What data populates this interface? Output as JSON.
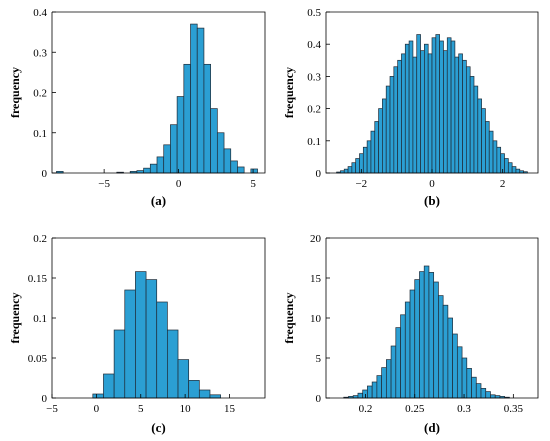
{
  "colors": {
    "bar_fill": "#2b9fd3",
    "bar_edge": "#1f2a36"
  },
  "chart_data": [
    {
      "type": "bar",
      "caption": "(a)",
      "ylabel": "frequency",
      "xlim": [
        -8.5,
        5.8
      ],
      "ylim": [
        0,
        0.4
      ],
      "xticks": [
        -5,
        0,
        5
      ],
      "yticks": [
        0,
        0.1,
        0.2,
        0.3,
        0.4
      ],
      "xtick_labels": [
        "−5",
        "0",
        "5"
      ],
      "ytick_labels": [
        "0",
        "0.1",
        "0.2",
        "0.3",
        "0.4"
      ],
      "bin_start": -8.2,
      "bin_width": 0.45,
      "values": [
        0.004,
        0.0,
        0.0,
        0.0,
        0.0,
        0.0,
        0.0,
        0.0,
        0.0,
        0.002,
        0.0,
        0.004,
        0.006,
        0.012,
        0.022,
        0.04,
        0.07,
        0.12,
        0.19,
        0.27,
        0.37,
        0.36,
        0.27,
        0.16,
        0.1,
        0.06,
        0.03,
        0.015,
        0.0,
        0.01
      ]
    },
    {
      "type": "bar",
      "caption": "(b)",
      "ylabel": "frequency",
      "xlim": [
        -3.0,
        3.0
      ],
      "ylim": [
        0,
        0.5
      ],
      "xticks": [
        -2,
        0,
        2
      ],
      "yticks": [
        0,
        0.1,
        0.2,
        0.3,
        0.4,
        0.5
      ],
      "xtick_labels": [
        "−2",
        "0",
        "2"
      ],
      "ytick_labels": [
        "0",
        "0.1",
        "0.2",
        "0.3",
        "0.4",
        "0.5"
      ],
      "bin_start": -2.7,
      "bin_width": 0.108,
      "values": [
        0.003,
        0.007,
        0.012,
        0.02,
        0.032,
        0.045,
        0.06,
        0.08,
        0.1,
        0.13,
        0.16,
        0.2,
        0.23,
        0.27,
        0.3,
        0.33,
        0.35,
        0.37,
        0.4,
        0.41,
        0.36,
        0.43,
        0.38,
        0.4,
        0.37,
        0.42,
        0.43,
        0.41,
        0.38,
        0.42,
        0.41,
        0.36,
        0.37,
        0.35,
        0.33,
        0.3,
        0.27,
        0.23,
        0.2,
        0.16,
        0.13,
        0.1,
        0.08,
        0.06,
        0.045,
        0.032,
        0.02,
        0.012,
        0.007,
        0.004
      ]
    },
    {
      "type": "bar",
      "caption": "(c)",
      "ylabel": "frequency",
      "xlim": [
        -5,
        19
      ],
      "ylim": [
        0,
        0.2
      ],
      "xticks": [
        -5,
        0,
        5,
        10,
        15
      ],
      "yticks": [
        0,
        0.05,
        0.1,
        0.15,
        0.2
      ],
      "xtick_labels": [
        "−5",
        "0",
        "5",
        "10",
        "15"
      ],
      "ytick_labels": [
        "0",
        "0.05",
        "0.1",
        "0.15",
        "0.2"
      ],
      "bin_start": -0.4,
      "bin_width": 1.2,
      "values": [
        0.005,
        0.03,
        0.085,
        0.135,
        0.158,
        0.148,
        0.12,
        0.085,
        0.048,
        0.022,
        0.01,
        0.004
      ]
    },
    {
      "type": "bar",
      "caption": "(d)",
      "ylabel": "frequency",
      "xlim": [
        0.16,
        0.375
      ],
      "ylim": [
        0,
        20
      ],
      "xticks": [
        0.2,
        0.25,
        0.3,
        0.35
      ],
      "yticks": [
        0,
        5,
        10,
        15,
        20
      ],
      "xtick_labels": [
        "0.2",
        "0.25",
        "0.3",
        "0.35"
      ],
      "ytick_labels": [
        "0",
        "5",
        "10",
        "15",
        "20"
      ],
      "bin_start": 0.178,
      "bin_width": 0.0048,
      "values": [
        0.1,
        0.2,
        0.3,
        0.6,
        1.0,
        1.5,
        2.0,
        2.8,
        3.8,
        4.8,
        6.5,
        8.8,
        10.4,
        12.0,
        13.5,
        14.8,
        15.8,
        16.5,
        15.7,
        14.5,
        12.8,
        11.6,
        10.0,
        8.0,
        6.4,
        5.0,
        3.7,
        2.6,
        1.8,
        1.2,
        0.8,
        0.4,
        0.3,
        0.2,
        0.1
      ]
    }
  ]
}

*****

Transcribe the full listing above exactly, with the images removed.

● COMPLETE OUTPUT
What data populates this interface? Output as JSON.
{
  "colors": {
    "bar_fill": "#2b9fd3",
    "bar_edge": "#1f2a36"
  },
  "chart_data": [
    {
      "type": "bar",
      "caption": "(a)",
      "ylabel": "frequency",
      "xlim": [
        -8.5,
        5.8
      ],
      "ylim": [
        0,
        0.4
      ],
      "xticks": [
        -5,
        0,
        5
      ],
      "yticks": [
        0,
        0.1,
        0.2,
        0.3,
        0.4
      ],
      "xtick_labels": [
        "−5",
        "0",
        "5"
      ],
      "ytick_labels": [
        "0",
        "0.1",
        "0.2",
        "0.3",
        "0.4"
      ],
      "bin_start": -8.2,
      "bin_width": 0.45,
      "values": [
        0.004,
        0.0,
        0.0,
        0.0,
        0.0,
        0.0,
        0.0,
        0.0,
        0.0,
        0.002,
        0.0,
        0.004,
        0.006,
        0.012,
        0.022,
        0.04,
        0.07,
        0.12,
        0.19,
        0.27,
        0.37,
        0.36,
        0.27,
        0.16,
        0.1,
        0.06,
        0.03,
        0.015,
        0.0,
        0.01
      ]
    },
    {
      "type": "bar",
      "caption": "(b)",
      "ylabel": "frequency",
      "xlim": [
        -3.0,
        3.0
      ],
      "ylim": [
        0,
        0.5
      ],
      "xticks": [
        -2,
        0,
        2
      ],
      "yticks": [
        0,
        0.1,
        0.2,
        0.3,
        0.4,
        0.5
      ],
      "xtick_labels": [
        "−2",
        "0",
        "2"
      ],
      "ytick_labels": [
        "0",
        "0.1",
        "0.2",
        "0.3",
        "0.4",
        "0.5"
      ],
      "bin_start": -2.7,
      "bin_width": 0.108,
      "values": [
        0.003,
        0.007,
        0.012,
        0.02,
        0.032,
        0.045,
        0.06,
        0.08,
        0.1,
        0.13,
        0.16,
        0.2,
        0.23,
        0.27,
        0.3,
        0.33,
        0.35,
        0.37,
        0.4,
        0.41,
        0.36,
        0.43,
        0.38,
        0.4,
        0.37,
        0.42,
        0.43,
        0.41,
        0.38,
        0.42,
        0.41,
        0.36,
        0.37,
        0.35,
        0.33,
        0.3,
        0.27,
        0.23,
        0.2,
        0.16,
        0.13,
        0.1,
        0.08,
        0.06,
        0.045,
        0.032,
        0.02,
        0.012,
        0.007,
        0.004
      ]
    },
    {
      "type": "bar",
      "caption": "(c)",
      "ylabel": "frequency",
      "xlim": [
        -5,
        19
      ],
      "ylim": [
        0,
        0.2
      ],
      "xticks": [
        -5,
        0,
        5,
        10,
        15
      ],
      "yticks": [
        0,
        0.05,
        0.1,
        0.15,
        0.2
      ],
      "xtick_labels": [
        "−5",
        "0",
        "5",
        "10",
        "15"
      ],
      "ytick_labels": [
        "0",
        "0.05",
        "0.1",
        "0.15",
        "0.2"
      ],
      "bin_start": -0.4,
      "bin_width": 1.2,
      "values": [
        0.005,
        0.03,
        0.085,
        0.135,
        0.158,
        0.148,
        0.12,
        0.085,
        0.048,
        0.022,
        0.01,
        0.004
      ]
    },
    {
      "type": "bar",
      "caption": "(d)",
      "ylabel": "frequency",
      "xlim": [
        0.16,
        0.375
      ],
      "ylim": [
        0,
        20
      ],
      "xticks": [
        0.2,
        0.25,
        0.3,
        0.35
      ],
      "yticks": [
        0,
        5,
        10,
        15,
        20
      ],
      "xtick_labels": [
        "0.2",
        "0.25",
        "0.3",
        "0.35"
      ],
      "ytick_labels": [
        "0",
        "5",
        "10",
        "15",
        "20"
      ],
      "bin_start": 0.178,
      "bin_width": 0.0048,
      "values": [
        0.1,
        0.2,
        0.3,
        0.6,
        1.0,
        1.5,
        2.0,
        2.8,
        3.8,
        4.8,
        6.5,
        8.8,
        10.4,
        12.0,
        13.5,
        14.8,
        15.8,
        16.5,
        15.7,
        14.5,
        12.8,
        11.6,
        10.0,
        8.0,
        6.4,
        5.0,
        3.7,
        2.6,
        1.8,
        1.2,
        0.8,
        0.4,
        0.3,
        0.2,
        0.1
      ]
    }
  ]
}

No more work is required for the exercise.